[Raw records]

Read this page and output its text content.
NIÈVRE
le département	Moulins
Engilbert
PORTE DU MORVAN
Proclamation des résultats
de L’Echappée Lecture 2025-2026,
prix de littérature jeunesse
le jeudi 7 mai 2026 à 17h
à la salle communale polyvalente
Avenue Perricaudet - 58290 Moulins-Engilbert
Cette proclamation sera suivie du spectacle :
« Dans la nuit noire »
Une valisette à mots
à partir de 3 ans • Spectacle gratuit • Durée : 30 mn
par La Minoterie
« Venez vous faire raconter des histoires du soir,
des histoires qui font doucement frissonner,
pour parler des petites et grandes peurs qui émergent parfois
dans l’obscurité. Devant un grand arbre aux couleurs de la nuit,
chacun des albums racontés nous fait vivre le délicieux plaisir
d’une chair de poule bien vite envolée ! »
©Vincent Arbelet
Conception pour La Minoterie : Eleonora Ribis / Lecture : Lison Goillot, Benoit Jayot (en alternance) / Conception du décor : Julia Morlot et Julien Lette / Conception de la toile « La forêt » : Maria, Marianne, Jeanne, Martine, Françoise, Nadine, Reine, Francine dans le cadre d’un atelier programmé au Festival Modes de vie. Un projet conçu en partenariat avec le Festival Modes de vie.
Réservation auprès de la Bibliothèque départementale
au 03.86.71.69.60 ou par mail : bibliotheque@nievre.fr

§ **WHAT YOU SHOULD DO**: Copy down the whole of the data above, matching it exactly.

§ **EXERCISE OUTPUT**:
Read this page and output its text content.
NIÈVRE
le département	Moulins
Engilbert
PORTE DU MORVAN
Proclamation des résultats
de L’Echappée Lecture 2025-2026,
prix de littérature jeunesse
le jeudi 7 mai 2026 à 17h
à la salle communale polyvalente
Avenue Perricaudet - 58290 Moulins-Engilbert
Cette proclamation sera suivie du spectacle :
« Dans la nuit noire »
Une valisette à mots
à partir de 3 ans • Spectacle gratuit • Durée : 30 mn
par La Minoterie
« Venez vous faire raconter des histoires du soir,
des histoires qui font doucement frissonner,
pour parler des petites et grandes peurs qui émergent parfois
dans l’obscurité. Devant un grand arbre aux couleurs de la nuit,
chacun des albums racontés nous fait vivre le délicieux plaisir
d’une chair de poule bien vite envolée ! »
©Vincent Arbelet
Conception pour La Minoterie : Eleonora Ribis / Lecture : Lison Goillot, Benoit Jayot (en alternance) / Conception du décor : Julia Morlot et Julien Lette / Conception de la toile « La forêt » : Maria, Marianne, Jeanne, Martine, Françoise, Nadine, Reine, Francine dans le cadre d’un atelier programmé au Festival Modes de vie. Un projet conçu en partenariat avec le Festival Modes de vie.
Réservation auprès de la Bibliothèque départementale
au 03.86.71.69.60 ou par mail : bibliotheque@nievre.fr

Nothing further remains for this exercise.